Figure record extracts:
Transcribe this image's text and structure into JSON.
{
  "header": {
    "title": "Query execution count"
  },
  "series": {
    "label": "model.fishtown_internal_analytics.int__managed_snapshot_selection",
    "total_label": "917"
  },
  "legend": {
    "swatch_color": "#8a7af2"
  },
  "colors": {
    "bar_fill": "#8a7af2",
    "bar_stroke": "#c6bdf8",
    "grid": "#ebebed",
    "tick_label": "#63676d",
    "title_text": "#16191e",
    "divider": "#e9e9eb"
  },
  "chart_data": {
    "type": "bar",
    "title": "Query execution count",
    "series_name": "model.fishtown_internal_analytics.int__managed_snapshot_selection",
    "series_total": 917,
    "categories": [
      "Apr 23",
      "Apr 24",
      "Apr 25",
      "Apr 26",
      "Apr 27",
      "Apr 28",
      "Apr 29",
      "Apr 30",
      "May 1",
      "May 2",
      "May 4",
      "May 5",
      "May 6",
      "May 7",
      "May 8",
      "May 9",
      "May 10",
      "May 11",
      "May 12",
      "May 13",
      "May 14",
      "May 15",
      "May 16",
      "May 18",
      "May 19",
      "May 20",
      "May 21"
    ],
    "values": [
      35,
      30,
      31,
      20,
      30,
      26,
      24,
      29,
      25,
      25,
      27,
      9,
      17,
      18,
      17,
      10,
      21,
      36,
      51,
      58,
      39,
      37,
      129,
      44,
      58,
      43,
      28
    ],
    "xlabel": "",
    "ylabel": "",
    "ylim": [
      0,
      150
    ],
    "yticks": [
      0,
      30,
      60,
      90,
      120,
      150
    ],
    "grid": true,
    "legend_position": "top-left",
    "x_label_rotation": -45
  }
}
* * *
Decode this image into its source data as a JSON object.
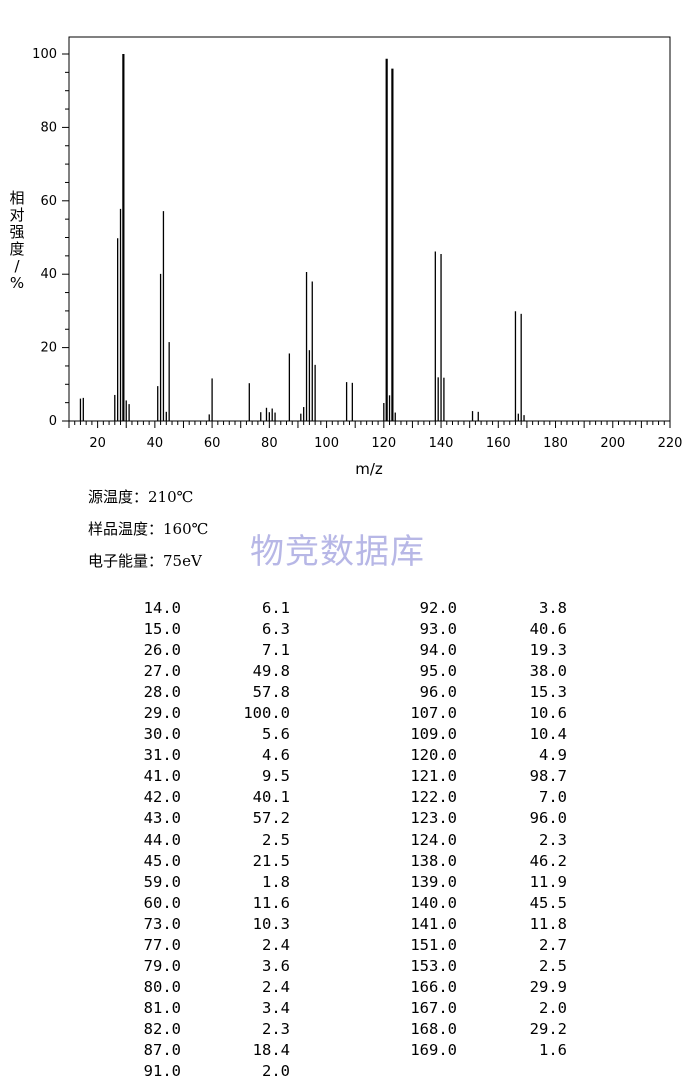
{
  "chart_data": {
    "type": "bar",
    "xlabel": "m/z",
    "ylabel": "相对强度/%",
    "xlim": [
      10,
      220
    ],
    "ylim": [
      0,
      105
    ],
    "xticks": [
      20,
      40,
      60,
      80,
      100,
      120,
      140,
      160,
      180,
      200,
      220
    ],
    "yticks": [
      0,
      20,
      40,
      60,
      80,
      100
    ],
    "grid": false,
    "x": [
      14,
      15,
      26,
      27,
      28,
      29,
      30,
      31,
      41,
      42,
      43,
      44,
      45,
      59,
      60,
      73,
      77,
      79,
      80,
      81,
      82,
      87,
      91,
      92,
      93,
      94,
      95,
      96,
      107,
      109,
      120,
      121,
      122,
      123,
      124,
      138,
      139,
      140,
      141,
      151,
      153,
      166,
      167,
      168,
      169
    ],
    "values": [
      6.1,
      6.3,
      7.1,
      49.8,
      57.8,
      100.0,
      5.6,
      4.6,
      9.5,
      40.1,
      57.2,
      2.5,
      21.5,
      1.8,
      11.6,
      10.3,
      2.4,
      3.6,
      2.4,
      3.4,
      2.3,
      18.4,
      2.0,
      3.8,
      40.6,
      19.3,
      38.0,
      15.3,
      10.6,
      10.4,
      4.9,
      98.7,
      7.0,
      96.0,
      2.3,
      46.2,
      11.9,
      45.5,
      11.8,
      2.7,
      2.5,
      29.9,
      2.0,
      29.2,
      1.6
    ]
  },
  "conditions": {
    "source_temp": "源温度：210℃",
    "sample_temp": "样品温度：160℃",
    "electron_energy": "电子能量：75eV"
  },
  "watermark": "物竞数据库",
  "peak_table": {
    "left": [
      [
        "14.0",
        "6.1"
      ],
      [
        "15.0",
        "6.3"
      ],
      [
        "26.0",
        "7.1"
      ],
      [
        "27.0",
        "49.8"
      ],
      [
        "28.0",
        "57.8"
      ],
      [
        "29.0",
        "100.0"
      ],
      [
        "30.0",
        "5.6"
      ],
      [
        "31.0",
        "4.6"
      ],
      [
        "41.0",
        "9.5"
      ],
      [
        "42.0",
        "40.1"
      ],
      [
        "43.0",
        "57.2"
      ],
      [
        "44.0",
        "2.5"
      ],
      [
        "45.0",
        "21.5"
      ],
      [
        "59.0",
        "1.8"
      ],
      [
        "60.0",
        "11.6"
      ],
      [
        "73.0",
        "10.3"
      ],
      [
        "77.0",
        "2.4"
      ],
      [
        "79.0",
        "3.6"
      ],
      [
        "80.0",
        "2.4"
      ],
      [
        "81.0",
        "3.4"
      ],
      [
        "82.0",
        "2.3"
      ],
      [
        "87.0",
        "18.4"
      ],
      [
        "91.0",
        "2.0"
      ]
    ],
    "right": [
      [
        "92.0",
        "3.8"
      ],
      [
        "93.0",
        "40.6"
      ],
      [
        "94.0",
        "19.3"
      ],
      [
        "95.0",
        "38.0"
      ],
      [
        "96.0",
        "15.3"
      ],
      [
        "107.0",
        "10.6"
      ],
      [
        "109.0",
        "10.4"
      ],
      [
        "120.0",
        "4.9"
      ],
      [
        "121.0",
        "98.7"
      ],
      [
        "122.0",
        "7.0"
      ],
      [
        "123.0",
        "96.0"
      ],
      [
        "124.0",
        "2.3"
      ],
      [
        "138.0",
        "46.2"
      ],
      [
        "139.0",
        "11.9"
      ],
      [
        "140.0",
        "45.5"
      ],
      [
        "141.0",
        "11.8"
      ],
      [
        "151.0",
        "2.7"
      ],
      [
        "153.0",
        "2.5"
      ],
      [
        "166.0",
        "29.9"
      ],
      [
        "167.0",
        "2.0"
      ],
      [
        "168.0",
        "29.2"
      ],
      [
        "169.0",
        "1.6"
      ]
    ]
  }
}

• Directive: List every line in the records above that contains the word "into".

• Expected answer:
Transcribe this image's text and structure into JSON.
Decode this image into its source data as a JSON object.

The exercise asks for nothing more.